==== EXTRACTED DATA

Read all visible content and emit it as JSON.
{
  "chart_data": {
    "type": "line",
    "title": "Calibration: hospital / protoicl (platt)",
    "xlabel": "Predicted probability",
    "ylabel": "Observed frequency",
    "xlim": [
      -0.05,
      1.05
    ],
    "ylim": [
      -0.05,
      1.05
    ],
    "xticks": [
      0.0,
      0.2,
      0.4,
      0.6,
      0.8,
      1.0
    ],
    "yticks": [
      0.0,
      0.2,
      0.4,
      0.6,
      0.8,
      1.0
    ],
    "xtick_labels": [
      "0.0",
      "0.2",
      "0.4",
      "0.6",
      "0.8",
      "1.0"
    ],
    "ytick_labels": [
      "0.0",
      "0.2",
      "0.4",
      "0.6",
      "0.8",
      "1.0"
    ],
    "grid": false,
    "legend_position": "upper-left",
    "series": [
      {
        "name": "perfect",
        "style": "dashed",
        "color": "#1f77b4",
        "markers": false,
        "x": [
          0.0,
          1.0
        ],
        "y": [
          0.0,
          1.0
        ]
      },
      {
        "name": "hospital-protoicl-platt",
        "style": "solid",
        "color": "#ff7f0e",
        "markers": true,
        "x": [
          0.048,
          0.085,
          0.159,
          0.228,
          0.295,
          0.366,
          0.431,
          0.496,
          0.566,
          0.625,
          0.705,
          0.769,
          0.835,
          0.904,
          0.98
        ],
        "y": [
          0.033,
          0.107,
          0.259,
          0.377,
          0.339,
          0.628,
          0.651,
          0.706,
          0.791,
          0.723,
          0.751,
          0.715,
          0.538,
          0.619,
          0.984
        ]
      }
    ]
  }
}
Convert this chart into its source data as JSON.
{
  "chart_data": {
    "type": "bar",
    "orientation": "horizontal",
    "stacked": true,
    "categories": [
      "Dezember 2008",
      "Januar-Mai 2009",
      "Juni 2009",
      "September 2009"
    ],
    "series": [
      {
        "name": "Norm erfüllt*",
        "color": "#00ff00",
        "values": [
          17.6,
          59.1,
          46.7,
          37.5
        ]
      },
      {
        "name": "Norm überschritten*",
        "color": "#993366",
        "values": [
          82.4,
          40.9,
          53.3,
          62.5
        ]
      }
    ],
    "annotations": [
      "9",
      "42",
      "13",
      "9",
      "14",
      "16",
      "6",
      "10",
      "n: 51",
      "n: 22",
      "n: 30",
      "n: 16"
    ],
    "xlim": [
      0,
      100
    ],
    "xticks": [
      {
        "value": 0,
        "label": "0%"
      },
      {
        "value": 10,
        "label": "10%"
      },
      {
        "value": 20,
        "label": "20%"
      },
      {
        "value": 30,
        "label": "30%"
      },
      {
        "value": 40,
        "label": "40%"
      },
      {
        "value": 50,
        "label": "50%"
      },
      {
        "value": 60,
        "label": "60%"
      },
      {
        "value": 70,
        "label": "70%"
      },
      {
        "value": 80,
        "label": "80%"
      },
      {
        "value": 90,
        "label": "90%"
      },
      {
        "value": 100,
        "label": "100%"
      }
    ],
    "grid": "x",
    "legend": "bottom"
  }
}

========

TASK PROMPT: Every entry in the listing must be retyped exactly.

SOLUTION TO THIS TASK:
Read all visible content and emit it as JSON.
{
  "chart_data": {
    "type": "line",
    "title": "Calibration: hospital / protoicl (platt)",
    "xlabel": "Predicted probability",
    "ylabel": "Observed frequency",
    "xlim": [
      -0.05,
      1.05
    ],
    "ylim": [
      -0.05,
      1.05
    ],
    "xticks": [
      0.0,
      0.2,
      0.4,
      0.6,
      0.8,
      1.0
    ],
    "yticks": [
      0.0,
      0.2,
      0.4,
      0.6,
      0.8,
      1.0
    ],
    "xtick_labels": [
      "0.0",
      "0.2",
      "0.4",
      "0.6",
      "0.8",
      "1.0"
    ],
    "ytick_labels": [
      "0.0",
      "0.2",
      "0.4",
      "0.6",
      "0.8",
      "1.0"
    ],
    "grid": false,
    "legend_position": "upper-left",
    "series": [
      {
        "name": "perfect",
        "style": "dashed",
        "color": "#1f77b4",
        "markers": false,
        "x": [
          0.0,
          1.0
        ],
        "y": [
          0.0,
          1.0
        ]
      },
      {
        "name": "hospital-protoicl-platt",
        "style": "solid",
        "color": "#ff7f0e",
        "markers": true,
        "x": [
          0.048,
          0.085,
          0.159,
          0.228,
          0.295,
          0.366,
          0.431,
          0.496,
          0.566,
          0.625,
          0.705,
          0.769,
          0.835,
          0.904,
          0.98
        ],
        "y": [
          0.033,
          0.107,
          0.259,
          0.377,
          0.339,
          0.628,
          0.651,
          0.706,
          0.791,
          0.723,
          0.751,
          0.715,
          0.538,
          0.619,
          0.984
        ]
      }
    ]
  }
}
Convert this chart into its source data as JSON.
{
  "chart_data": {
    "type": "bar",
    "orientation": "horizontal",
    "stacked": true,
    "categories": [
      "Dezember 2008",
      "Januar-Mai 2009",
      "Juni 2009",
      "September 2009"
    ],
    "series": [
      {
        "name": "Norm erfüllt*",
        "color": "#00ff00",
        "values": [
          17.6,
          59.1,
          46.7,
          37.5
        ]
      },
      {
        "name": "Norm überschritten*",
        "color": "#993366",
        "values": [
          82.4,
          40.9,
          53.3,
          62.5
        ]
      }
    ],
    "annotations": [
      "9",
      "42",
      "13",
      "9",
      "14",
      "16",
      "6",
      "10",
      "n: 51",
      "n: 22",
      "n: 30",
      "n: 16"
    ],
    "xlim": [
      0,
      100
    ],
    "xticks": [
      {
        "value": 0,
        "label": "0%"
      },
      {
        "value": 10,
        "label": "10%"
      },
      {
        "value": 20,
        "label": "20%"
      },
      {
        "value": 30,
        "label": "30%"
      },
      {
        "value": 40,
        "label": "40%"
      },
      {
        "value": 50,
        "label": "50%"
      },
      {
        "value": 60,
        "label": "60%"
      },
      {
        "value": 70,
        "label": "70%"
      },
      {
        "value": 80,
        "label": "80%"
      },
      {
        "value": 90,
        "label": "90%"
      },
      {
        "value": 100,
        "label": "100%"
      }
    ],
    "grid": "x",
    "legend": "bottom"
  }
}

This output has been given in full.